For each line below that includes the word "Analytics", make a copy.

- - -

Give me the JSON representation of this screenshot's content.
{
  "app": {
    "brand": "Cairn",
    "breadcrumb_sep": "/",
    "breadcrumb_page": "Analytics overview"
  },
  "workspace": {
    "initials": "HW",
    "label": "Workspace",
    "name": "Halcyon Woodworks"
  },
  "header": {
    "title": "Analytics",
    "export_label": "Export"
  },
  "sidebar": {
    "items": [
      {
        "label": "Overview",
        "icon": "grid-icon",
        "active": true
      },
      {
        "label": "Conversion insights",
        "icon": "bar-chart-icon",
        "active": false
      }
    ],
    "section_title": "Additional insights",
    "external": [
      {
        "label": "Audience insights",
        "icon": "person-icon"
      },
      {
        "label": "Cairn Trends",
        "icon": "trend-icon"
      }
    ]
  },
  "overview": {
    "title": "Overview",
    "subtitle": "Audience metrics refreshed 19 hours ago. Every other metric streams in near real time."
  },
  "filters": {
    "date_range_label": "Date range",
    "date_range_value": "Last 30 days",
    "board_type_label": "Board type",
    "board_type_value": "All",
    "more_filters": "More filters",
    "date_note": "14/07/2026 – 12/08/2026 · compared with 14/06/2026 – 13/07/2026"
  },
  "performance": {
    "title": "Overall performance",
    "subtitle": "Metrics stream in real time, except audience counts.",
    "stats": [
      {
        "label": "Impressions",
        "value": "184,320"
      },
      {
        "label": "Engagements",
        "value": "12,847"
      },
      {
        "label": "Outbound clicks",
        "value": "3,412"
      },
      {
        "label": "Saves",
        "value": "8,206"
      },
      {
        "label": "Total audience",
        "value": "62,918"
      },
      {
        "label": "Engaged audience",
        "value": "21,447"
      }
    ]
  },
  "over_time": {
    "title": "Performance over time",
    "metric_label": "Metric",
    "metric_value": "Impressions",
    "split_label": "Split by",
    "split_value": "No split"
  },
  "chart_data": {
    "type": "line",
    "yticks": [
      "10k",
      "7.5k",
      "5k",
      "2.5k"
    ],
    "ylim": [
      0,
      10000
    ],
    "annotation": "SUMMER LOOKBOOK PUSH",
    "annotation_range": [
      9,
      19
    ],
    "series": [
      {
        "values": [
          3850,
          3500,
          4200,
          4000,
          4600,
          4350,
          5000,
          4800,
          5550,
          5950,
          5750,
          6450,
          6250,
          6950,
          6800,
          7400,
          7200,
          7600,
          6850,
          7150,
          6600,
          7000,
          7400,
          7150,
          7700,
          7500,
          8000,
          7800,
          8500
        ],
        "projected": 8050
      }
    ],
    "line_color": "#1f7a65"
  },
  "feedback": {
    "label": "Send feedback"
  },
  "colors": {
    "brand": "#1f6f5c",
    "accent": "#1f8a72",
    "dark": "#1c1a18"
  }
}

- - -

» **ANSWER IN FULL**:
    "breadcrumb_page": "Analytics overview"
    "title": "Analytics",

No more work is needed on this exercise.